The problem - Find the lines with "Carpenter" in them and copy them out.

--- Extracted records ---

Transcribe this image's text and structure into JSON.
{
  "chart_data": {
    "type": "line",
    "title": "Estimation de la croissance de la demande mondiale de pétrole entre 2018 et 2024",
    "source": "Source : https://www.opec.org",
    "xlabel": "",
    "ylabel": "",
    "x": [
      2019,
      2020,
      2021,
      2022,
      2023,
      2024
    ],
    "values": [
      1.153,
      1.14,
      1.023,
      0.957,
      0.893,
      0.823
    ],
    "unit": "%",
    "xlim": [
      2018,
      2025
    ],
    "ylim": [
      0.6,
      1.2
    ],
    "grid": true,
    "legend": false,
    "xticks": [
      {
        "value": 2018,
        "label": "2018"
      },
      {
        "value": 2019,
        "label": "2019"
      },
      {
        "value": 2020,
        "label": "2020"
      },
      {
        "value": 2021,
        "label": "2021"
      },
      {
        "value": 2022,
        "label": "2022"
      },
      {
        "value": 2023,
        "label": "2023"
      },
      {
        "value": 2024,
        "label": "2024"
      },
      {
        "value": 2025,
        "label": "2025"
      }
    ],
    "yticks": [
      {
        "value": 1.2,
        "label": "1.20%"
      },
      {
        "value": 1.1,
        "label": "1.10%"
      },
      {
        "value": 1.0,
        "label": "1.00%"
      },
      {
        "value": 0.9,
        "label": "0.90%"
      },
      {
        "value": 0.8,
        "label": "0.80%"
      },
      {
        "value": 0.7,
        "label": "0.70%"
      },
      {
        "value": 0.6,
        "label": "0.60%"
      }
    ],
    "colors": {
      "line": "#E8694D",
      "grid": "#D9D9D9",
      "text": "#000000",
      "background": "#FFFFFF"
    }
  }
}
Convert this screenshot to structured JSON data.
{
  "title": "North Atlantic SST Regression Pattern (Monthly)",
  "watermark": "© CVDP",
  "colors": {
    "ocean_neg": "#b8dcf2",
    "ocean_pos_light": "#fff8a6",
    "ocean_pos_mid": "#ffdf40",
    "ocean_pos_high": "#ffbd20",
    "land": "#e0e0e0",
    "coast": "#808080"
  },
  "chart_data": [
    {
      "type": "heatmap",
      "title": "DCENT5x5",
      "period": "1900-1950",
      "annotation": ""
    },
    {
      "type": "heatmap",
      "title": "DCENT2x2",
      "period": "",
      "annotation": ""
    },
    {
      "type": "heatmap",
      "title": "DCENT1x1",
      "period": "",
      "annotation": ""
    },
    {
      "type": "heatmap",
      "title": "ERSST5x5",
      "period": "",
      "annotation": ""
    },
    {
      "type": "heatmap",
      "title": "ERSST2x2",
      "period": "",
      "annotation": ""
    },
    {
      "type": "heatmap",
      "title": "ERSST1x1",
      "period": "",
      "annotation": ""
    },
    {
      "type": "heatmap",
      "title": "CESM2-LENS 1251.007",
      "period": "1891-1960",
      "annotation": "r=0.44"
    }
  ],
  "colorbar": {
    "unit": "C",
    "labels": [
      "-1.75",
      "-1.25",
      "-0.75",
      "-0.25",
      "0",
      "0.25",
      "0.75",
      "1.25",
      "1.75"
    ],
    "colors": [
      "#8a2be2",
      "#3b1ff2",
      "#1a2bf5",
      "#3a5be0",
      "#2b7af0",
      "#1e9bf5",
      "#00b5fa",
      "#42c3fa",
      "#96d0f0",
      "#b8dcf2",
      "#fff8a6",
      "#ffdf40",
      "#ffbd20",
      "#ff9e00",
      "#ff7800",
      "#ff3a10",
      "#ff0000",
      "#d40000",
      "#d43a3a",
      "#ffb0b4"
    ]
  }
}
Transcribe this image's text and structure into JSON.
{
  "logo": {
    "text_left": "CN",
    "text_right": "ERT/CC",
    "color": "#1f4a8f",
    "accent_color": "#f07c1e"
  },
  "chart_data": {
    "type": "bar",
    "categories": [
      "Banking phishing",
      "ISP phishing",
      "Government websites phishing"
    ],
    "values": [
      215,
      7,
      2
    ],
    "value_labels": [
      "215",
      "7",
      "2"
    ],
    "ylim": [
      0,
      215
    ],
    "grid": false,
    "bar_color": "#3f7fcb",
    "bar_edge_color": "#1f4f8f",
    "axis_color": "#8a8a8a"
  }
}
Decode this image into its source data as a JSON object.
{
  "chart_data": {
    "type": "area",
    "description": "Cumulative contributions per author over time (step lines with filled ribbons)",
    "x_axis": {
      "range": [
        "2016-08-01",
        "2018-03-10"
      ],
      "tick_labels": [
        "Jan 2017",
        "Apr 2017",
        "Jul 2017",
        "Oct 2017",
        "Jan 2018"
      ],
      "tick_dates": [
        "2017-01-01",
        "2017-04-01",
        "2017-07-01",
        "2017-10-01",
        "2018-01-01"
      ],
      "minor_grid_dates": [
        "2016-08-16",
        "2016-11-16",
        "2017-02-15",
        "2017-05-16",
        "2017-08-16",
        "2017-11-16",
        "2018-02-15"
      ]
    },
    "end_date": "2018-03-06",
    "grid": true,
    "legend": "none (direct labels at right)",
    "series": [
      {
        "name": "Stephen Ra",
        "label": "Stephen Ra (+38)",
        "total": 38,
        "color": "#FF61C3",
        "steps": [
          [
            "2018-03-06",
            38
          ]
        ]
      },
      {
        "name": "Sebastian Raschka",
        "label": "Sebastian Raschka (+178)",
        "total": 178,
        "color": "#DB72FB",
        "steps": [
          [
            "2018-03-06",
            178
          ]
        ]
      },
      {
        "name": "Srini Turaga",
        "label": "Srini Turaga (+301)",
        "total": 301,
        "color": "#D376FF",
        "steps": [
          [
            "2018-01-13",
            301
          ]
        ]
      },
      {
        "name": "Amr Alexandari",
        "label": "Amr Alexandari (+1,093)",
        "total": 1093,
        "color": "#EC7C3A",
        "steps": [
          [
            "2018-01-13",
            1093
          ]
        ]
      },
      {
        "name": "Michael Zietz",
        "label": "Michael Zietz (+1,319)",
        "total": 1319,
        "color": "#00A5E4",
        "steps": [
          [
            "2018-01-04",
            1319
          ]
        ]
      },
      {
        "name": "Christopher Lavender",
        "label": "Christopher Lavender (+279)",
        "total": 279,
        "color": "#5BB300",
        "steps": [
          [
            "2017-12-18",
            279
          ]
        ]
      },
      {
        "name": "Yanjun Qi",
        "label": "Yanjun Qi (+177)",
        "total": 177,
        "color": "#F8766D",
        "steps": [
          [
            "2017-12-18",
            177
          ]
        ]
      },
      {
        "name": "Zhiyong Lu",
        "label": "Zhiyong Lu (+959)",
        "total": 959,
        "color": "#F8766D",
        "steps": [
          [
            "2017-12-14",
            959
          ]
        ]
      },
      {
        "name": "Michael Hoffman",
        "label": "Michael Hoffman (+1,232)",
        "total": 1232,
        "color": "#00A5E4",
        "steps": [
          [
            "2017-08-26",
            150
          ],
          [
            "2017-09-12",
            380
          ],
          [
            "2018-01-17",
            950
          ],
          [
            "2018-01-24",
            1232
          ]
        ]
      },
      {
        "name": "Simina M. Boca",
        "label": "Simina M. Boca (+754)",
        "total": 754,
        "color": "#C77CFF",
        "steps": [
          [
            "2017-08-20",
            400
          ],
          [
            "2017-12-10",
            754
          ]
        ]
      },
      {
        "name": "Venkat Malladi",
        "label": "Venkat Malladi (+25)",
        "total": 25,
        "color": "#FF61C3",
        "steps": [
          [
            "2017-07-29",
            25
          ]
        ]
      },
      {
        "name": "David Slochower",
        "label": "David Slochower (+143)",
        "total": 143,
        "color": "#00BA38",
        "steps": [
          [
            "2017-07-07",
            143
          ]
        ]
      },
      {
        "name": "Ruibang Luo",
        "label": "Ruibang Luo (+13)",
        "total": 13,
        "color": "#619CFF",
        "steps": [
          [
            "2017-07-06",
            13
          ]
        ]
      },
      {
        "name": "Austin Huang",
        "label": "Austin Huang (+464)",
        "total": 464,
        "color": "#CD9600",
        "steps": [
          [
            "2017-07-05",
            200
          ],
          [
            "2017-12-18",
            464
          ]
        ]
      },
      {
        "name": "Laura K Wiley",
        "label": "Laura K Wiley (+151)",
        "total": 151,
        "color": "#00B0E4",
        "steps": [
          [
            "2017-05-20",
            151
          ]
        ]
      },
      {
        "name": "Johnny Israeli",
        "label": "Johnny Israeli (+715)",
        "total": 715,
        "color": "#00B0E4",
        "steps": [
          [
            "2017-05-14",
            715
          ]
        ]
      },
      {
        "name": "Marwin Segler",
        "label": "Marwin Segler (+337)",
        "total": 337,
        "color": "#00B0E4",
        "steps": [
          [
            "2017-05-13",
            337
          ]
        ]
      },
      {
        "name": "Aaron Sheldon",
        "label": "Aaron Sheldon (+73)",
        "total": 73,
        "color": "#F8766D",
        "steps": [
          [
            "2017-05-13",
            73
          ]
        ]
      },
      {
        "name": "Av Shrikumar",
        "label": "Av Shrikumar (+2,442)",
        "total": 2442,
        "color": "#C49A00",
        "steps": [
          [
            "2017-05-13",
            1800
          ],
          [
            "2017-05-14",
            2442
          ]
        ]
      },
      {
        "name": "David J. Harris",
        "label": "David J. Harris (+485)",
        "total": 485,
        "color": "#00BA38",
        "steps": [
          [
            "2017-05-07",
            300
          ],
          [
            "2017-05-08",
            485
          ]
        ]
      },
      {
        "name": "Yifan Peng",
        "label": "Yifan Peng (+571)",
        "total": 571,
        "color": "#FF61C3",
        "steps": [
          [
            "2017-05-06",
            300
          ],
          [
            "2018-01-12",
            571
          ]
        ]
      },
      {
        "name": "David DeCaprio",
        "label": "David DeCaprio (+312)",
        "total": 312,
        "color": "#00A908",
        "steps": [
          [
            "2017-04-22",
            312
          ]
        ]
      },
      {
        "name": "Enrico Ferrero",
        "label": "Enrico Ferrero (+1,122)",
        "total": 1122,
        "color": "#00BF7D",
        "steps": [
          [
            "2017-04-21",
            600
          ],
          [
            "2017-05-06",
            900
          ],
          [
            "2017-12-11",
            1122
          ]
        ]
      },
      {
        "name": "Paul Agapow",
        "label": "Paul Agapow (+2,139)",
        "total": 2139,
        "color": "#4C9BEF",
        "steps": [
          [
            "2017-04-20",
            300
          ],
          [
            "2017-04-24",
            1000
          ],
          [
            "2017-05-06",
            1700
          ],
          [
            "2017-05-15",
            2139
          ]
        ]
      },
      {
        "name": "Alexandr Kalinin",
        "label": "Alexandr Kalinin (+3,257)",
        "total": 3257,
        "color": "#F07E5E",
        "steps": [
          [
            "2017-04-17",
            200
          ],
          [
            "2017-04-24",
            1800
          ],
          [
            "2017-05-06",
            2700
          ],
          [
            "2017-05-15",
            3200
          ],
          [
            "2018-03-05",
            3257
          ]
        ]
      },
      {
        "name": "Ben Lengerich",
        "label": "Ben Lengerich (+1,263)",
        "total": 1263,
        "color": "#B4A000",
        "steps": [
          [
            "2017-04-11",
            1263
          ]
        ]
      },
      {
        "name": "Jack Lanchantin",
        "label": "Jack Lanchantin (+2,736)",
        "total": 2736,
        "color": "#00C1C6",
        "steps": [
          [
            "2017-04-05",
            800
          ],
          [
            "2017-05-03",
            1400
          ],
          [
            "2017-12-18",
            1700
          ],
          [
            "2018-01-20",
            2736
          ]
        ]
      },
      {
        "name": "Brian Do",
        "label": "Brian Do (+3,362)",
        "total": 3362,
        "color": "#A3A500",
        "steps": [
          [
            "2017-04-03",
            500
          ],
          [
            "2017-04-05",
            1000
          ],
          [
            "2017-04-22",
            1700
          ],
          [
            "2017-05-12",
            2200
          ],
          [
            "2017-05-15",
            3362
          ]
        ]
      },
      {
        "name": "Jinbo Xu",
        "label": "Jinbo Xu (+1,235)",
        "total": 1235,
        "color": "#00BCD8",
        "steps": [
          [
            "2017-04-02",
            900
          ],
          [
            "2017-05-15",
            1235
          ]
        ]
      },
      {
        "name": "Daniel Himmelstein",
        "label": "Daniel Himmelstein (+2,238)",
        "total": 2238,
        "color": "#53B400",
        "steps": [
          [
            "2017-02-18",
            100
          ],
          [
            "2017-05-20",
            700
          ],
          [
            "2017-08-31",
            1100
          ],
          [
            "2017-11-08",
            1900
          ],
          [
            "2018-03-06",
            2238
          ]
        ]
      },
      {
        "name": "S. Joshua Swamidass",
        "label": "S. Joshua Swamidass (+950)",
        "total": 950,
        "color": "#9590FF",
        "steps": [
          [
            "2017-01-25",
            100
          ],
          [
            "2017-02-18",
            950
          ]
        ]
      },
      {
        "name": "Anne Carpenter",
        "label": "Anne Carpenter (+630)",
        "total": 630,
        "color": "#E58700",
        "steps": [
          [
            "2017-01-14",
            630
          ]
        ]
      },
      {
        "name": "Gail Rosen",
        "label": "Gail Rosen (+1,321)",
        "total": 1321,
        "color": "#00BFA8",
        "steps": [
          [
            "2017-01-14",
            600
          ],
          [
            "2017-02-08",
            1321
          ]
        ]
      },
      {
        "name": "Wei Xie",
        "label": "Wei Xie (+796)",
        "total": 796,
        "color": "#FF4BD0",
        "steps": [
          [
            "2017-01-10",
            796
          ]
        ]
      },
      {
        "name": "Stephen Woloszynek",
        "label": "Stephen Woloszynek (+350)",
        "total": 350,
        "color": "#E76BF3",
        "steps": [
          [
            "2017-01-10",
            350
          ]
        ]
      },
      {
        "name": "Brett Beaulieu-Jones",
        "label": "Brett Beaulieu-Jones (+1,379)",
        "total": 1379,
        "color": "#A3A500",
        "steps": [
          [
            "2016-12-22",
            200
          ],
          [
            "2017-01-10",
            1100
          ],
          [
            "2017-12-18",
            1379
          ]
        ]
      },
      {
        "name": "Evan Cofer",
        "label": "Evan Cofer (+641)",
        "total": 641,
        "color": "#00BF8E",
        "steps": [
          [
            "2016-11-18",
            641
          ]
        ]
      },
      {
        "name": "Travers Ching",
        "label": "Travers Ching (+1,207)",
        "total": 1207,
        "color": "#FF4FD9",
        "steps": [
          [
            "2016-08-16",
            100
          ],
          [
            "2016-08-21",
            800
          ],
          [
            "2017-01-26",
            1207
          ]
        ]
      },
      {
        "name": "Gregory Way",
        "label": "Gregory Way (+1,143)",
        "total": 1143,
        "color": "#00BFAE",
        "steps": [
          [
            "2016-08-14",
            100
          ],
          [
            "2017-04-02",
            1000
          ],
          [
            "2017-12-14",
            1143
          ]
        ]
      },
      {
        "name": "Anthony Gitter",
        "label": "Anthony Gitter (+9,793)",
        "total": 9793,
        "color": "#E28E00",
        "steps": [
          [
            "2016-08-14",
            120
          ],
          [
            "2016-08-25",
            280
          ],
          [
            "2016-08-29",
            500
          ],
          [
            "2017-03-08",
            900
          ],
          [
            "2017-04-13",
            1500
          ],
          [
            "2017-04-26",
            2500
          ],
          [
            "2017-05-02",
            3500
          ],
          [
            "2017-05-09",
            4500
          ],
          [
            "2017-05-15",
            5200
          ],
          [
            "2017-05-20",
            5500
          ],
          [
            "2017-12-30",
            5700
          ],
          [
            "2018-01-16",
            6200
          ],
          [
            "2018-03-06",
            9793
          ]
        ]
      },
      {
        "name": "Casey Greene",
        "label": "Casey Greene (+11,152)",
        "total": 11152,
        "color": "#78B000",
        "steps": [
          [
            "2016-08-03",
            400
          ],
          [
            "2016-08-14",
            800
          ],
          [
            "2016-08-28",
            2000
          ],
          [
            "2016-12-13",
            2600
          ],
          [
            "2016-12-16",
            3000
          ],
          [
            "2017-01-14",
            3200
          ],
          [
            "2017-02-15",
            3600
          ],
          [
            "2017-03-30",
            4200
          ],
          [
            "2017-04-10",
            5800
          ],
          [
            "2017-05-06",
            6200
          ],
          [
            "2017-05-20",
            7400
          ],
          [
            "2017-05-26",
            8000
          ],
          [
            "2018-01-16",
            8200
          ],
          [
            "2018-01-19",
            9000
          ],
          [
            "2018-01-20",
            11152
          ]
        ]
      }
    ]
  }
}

---

Correct output -
        "name": "Anne Carpenter",
        "label": "Anne Carpenter (+630)",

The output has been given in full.